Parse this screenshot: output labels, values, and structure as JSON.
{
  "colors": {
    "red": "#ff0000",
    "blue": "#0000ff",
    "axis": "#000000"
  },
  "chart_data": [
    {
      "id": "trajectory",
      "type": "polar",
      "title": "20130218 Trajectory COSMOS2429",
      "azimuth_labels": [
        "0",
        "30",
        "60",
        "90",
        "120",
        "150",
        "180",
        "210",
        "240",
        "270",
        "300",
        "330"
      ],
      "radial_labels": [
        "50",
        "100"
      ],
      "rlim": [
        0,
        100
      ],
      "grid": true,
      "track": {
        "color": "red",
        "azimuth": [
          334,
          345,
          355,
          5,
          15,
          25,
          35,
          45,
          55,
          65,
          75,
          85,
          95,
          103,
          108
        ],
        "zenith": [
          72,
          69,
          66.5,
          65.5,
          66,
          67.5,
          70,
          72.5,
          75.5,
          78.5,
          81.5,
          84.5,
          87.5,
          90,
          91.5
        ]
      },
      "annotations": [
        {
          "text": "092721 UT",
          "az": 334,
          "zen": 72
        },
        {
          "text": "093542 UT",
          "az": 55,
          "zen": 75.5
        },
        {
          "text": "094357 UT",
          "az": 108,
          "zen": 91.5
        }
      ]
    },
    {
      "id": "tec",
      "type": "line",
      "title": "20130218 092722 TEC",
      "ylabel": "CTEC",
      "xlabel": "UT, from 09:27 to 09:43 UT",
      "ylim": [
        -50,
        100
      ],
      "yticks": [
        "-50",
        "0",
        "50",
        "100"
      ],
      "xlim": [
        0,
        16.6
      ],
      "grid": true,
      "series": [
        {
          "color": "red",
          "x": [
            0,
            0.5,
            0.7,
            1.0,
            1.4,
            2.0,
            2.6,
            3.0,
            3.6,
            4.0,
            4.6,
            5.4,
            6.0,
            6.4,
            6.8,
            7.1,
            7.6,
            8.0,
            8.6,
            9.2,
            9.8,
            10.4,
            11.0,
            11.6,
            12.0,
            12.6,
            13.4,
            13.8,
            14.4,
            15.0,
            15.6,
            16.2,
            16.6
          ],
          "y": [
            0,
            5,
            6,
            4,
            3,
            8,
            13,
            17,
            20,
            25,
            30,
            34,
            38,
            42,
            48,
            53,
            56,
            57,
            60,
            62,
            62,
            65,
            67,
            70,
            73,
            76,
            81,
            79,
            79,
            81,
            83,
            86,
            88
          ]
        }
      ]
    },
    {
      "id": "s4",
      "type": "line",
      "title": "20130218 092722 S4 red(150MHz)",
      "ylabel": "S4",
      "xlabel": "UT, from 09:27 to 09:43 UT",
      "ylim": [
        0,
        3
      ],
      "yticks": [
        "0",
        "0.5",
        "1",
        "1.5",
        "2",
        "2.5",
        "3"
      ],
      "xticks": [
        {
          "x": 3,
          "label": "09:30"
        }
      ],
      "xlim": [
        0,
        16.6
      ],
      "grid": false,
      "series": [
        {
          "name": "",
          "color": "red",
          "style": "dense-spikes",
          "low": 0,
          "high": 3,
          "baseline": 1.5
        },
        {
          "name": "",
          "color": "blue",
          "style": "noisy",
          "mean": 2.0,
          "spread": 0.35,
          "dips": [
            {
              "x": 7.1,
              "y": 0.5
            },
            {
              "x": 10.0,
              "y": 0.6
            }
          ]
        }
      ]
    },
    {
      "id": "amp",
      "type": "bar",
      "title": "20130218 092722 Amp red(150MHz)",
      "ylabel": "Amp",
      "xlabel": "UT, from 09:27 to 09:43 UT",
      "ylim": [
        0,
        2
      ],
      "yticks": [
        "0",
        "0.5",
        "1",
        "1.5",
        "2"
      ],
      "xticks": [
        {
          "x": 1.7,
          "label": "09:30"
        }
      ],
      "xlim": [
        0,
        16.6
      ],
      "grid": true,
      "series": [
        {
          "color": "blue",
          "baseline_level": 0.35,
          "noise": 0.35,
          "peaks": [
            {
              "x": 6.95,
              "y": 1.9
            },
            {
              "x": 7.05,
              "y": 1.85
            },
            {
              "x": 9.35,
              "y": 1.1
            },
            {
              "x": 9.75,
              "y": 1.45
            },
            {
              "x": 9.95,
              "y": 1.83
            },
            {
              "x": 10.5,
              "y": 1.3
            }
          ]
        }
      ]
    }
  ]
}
..............................
## What to work on
Word for word, write out all of the data above.

## Task answer
Parse this screenshot: output labels, values, and structure as JSON.
{
  "colors": {
    "red": "#ff0000",
    "blue": "#0000ff",
    "axis": "#000000"
  },
  "chart_data": [
    {
      "id": "trajectory",
      "type": "polar",
      "title": "20130218 Trajectory COSMOS2429",
      "azimuth_labels": [
        "0",
        "30",
        "60",
        "90",
        "120",
        "150",
        "180",
        "210",
        "240",
        "270",
        "300",
        "330"
      ],
      "radial_labels": [
        "50",
        "100"
      ],
      "rlim": [
        0,
        100
      ],
      "grid": true,
      "track": {
        "color": "red",
        "azimuth": [
          334,
          345,
          355,
          5,
          15,
          25,
          35,
          45,
          55,
          65,
          75,
          85,
          95,
          103,
          108
        ],
        "zenith": [
          72,
          69,
          66.5,
          65.5,
          66,
          67.5,
          70,
          72.5,
          75.5,
          78.5,
          81.5,
          84.5,
          87.5,
          90,
          91.5
        ]
      },
      "annotations": [
        {
          "text": "092721 UT",
          "az": 334,
          "zen": 72
        },
        {
          "text": "093542 UT",
          "az": 55,
          "zen": 75.5
        },
        {
          "text": "094357 UT",
          "az": 108,
          "zen": 91.5
        }
      ]
    },
    {
      "id": "tec",
      "type": "line",
      "title": "20130218 092722 TEC",
      "ylabel": "CTEC",
      "xlabel": "UT, from 09:27 to 09:43 UT",
      "ylim": [
        -50,
        100
      ],
      "yticks": [
        "-50",
        "0",
        "50",
        "100"
      ],
      "xlim": [
        0,
        16.6
      ],
      "grid": true,
      "series": [
        {
          "color": "red",
          "x": [
            0,
            0.5,
            0.7,
            1.0,
            1.4,
            2.0,
            2.6,
            3.0,
            3.6,
            4.0,
            4.6,
            5.4,
            6.0,
            6.4,
            6.8,
            7.1,
            7.6,
            8.0,
            8.6,
            9.2,
            9.8,
            10.4,
            11.0,
            11.6,
            12.0,
            12.6,
            13.4,
            13.8,
            14.4,
            15.0,
            15.6,
            16.2,
            16.6
          ],
          "y": [
            0,
            5,
            6,
            4,
            3,
            8,
            13,
            17,
            20,
            25,
            30,
            34,
            38,
            42,
            48,
            53,
            56,
            57,
            60,
            62,
            62,
            65,
            67,
            70,
            73,
            76,
            81,
            79,
            79,
            81,
            83,
            86,
            88
          ]
        }
      ]
    },
    {
      "id": "s4",
      "type": "line",
      "title": "20130218 092722 S4 red(150MHz)",
      "ylabel": "S4",
      "xlabel": "UT, from 09:27 to 09:43 UT",
      "ylim": [
        0,
        3
      ],
      "yticks": [
        "0",
        "0.5",
        "1",
        "1.5",
        "2",
        "2.5",
        "3"
      ],
      "xticks": [
        {
          "x": 3,
          "label": "09:30"
        }
      ],
      "xlim": [
        0,
        16.6
      ],
      "grid": false,
      "series": [
        {
          "name": "",
          "color": "red",
          "style": "dense-spikes",
          "low": 0,
          "high": 3,
          "baseline": 1.5
        },
        {
          "name": "",
          "color": "blue",
          "style": "noisy",
          "mean": 2.0,
          "spread": 0.35,
          "dips": [
            {
              "x": 7.1,
              "y": 0.5
            },
            {
              "x": 10.0,
              "y": 0.6
            }
          ]
        }
      ]
    },
    {
      "id": "amp",
      "type": "bar",
      "title": "20130218 092722 Amp red(150MHz)",
      "ylabel": "Amp",
      "xlabel": "UT, from 09:27 to 09:43 UT",
      "ylim": [
        0,
        2
      ],
      "yticks": [
        "0",
        "0.5",
        "1",
        "1.5",
        "2"
      ],
      "xticks": [
        {
          "x": 1.7,
          "label": "09:30"
        }
      ],
      "xlim": [
        0,
        16.6
      ],
      "grid": true,
      "series": [
        {
          "color": "blue",
          "baseline_level": 0.35,
          "noise": 0.35,
          "peaks": [
            {
              "x": 6.95,
              "y": 1.9
            },
            {
              "x": 7.05,
              "y": 1.85
            },
            {
              "x": 9.35,
              "y": 1.1
            },
            {
              "x": 9.75,
              "y": 1.45
            },
            {
              "x": 9.95,
              "y": 1.83
            },
            {
              "x": 10.5,
              "y": 1.3
            }
          ]
        }
      ]
    }
  ]
}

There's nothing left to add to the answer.